*The request*: Gather the lines that hold the string "text".
• • • • •
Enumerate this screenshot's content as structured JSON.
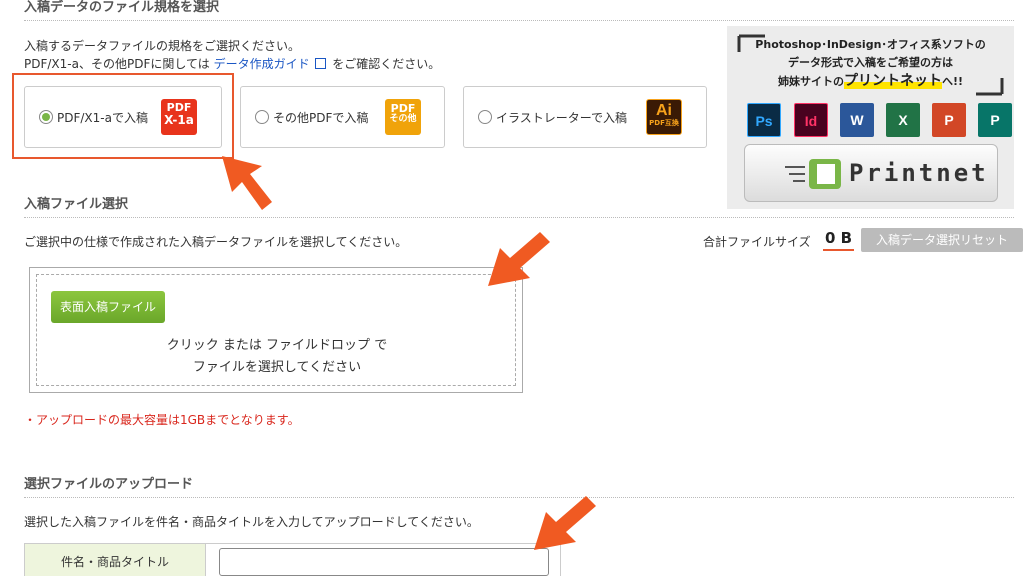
{
  "section_format": {
    "title": "入稿データのファイル規格を選択",
    "intro_line1": "入稿するデータファイルの規格をご選択ください。",
    "intro_line2_prefix": "PDF/X1-a、その他PDFに関しては",
    "guide_link": "データ作成ガイド",
    "intro_line2_suffix": "をご確認ください。",
    "options": [
      {
        "label": "PDF/X1-aで入稿",
        "selected": true,
        "badge_top": "PDF",
        "badge_bottom": "X-1a",
        "badge_color": "#e8341c"
      },
      {
        "label": "その他PDFで入稿",
        "selected": false,
        "badge_top": "PDF",
        "badge_bottom": "その他",
        "badge_color": "#f0a30a"
      },
      {
        "label": "イラストレーターで入稿",
        "selected": false,
        "badge_top": "Ai",
        "badge_bottom": "PDF互換",
        "badge_color": "#3a1a05"
      }
    ]
  },
  "promo": {
    "line1": "Photoshop･InDesign･オフィス系ソフトの",
    "line2": "データ形式で入稿をご希望の方は",
    "line3_prefix": "姉妹サイトの",
    "line3_highlight": "プリントネット",
    "line3_suffix": "へ!!",
    "apps": [
      {
        "icon": "photoshop-icon",
        "text": "Ps",
        "color": "#0a2b45",
        "fg": "#31a8ff"
      },
      {
        "icon": "indesign-icon",
        "text": "Id",
        "color": "#49021f",
        "fg": "#ff3366"
      },
      {
        "icon": "word-icon",
        "text": "W",
        "color": "#2b579a",
        "fg": "#ffffff"
      },
      {
        "icon": "excel-icon",
        "text": "X",
        "color": "#217346",
        "fg": "#ffffff"
      },
      {
        "icon": "powerpoint-icon",
        "text": "P",
        "color": "#d24726",
        "fg": "#ffffff"
      },
      {
        "icon": "publisher-icon",
        "text": "P",
        "color": "#077568",
        "fg": "#ffffff"
      }
    ],
    "button_label": "Printnet"
  },
  "section_file": {
    "title": "入稿ファイル選択",
    "intro": "ご選択中の仕様で作成された入稿データファイルを選択してください。",
    "total_size_label": "合計ファイルサイズ",
    "total_size_value": "0 B",
    "reset_button": "入稿データ選択リセット",
    "upload_button": "表面入稿ファイル",
    "drop_line1": "クリック または ファイルドロップ で",
    "drop_line2": "ファイルを選択してください",
    "warning": "・アップロードの最大容量は1GBまでとなります。"
  },
  "section_upload": {
    "title": "選択ファイルのアップロード",
    "intro": "選択した入稿ファイルを件名・商品タイトルを入力してアップロードしてください。",
    "field_label": "件名・商品タイトル",
    "field_value": "",
    "field_placeholder": ""
  },
  "colors": {
    "accent_orange": "#e8582e",
    "green": "#7ab648",
    "warning_red": "#d9261c"
  }
}
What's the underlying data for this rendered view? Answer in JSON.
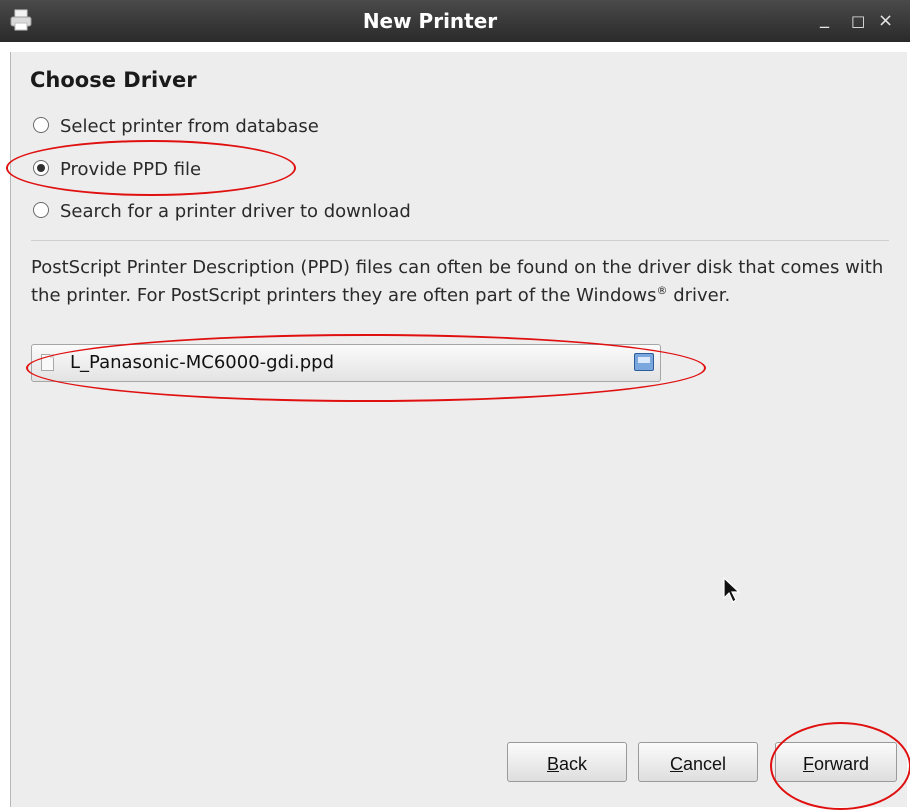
• • • • •
*Final answer*:
        "text": "Ps",
        "text": "Id",
        "text": "W",
        "text": "X",
        "text": "P",
        "text": "P",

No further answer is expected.